Task requirements
Check each line of the records below for the word "page" and copy those where it appears.

Records for this task

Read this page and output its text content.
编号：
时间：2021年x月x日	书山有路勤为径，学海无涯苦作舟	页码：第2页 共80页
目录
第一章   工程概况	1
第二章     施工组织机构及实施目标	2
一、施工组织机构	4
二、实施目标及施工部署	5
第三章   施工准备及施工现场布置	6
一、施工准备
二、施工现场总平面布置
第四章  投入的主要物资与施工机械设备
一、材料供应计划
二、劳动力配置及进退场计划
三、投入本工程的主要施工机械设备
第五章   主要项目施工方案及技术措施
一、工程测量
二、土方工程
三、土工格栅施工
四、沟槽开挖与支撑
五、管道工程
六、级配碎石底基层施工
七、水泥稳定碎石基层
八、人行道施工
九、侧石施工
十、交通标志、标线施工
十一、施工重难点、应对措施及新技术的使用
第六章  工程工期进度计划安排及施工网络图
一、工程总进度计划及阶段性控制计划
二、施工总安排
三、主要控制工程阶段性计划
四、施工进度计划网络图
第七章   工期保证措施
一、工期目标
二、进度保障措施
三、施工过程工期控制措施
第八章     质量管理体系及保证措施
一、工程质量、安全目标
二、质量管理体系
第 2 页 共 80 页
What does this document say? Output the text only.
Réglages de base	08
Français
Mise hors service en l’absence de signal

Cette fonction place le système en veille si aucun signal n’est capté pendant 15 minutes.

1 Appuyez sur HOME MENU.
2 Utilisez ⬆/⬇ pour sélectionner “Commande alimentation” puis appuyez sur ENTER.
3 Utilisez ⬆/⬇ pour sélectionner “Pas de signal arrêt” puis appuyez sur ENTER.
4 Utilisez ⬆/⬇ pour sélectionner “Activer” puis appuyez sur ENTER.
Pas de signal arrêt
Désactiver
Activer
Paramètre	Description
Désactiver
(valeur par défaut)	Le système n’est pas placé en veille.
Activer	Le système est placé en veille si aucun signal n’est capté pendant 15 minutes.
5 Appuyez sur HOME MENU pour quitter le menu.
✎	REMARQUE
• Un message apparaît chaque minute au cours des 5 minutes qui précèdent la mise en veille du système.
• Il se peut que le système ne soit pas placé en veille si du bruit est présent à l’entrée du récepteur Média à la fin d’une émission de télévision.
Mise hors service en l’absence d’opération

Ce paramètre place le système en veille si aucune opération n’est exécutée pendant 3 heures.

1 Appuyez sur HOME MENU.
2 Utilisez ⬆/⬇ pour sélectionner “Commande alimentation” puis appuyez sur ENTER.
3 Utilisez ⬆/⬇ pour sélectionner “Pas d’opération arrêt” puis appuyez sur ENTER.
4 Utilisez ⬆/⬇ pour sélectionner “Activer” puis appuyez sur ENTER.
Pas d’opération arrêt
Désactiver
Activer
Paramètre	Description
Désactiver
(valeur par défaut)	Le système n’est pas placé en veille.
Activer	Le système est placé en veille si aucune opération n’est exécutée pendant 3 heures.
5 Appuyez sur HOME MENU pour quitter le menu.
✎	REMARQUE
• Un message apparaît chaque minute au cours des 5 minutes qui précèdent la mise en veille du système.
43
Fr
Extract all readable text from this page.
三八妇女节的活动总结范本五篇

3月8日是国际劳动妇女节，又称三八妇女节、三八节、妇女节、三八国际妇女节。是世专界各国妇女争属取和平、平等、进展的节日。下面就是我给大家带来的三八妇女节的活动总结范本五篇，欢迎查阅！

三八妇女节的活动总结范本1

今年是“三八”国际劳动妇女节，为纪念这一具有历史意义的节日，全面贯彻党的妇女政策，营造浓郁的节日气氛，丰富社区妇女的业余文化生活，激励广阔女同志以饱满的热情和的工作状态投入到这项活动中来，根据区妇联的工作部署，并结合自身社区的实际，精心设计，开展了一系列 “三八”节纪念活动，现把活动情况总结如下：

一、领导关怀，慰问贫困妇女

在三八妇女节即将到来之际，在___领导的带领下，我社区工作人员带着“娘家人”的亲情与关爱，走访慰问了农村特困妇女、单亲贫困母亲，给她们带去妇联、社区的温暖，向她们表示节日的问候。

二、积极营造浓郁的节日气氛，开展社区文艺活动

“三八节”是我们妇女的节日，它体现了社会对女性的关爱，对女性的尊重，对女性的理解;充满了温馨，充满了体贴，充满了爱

Right answer
Read this page and output its text content.
Extract all readable text from this page.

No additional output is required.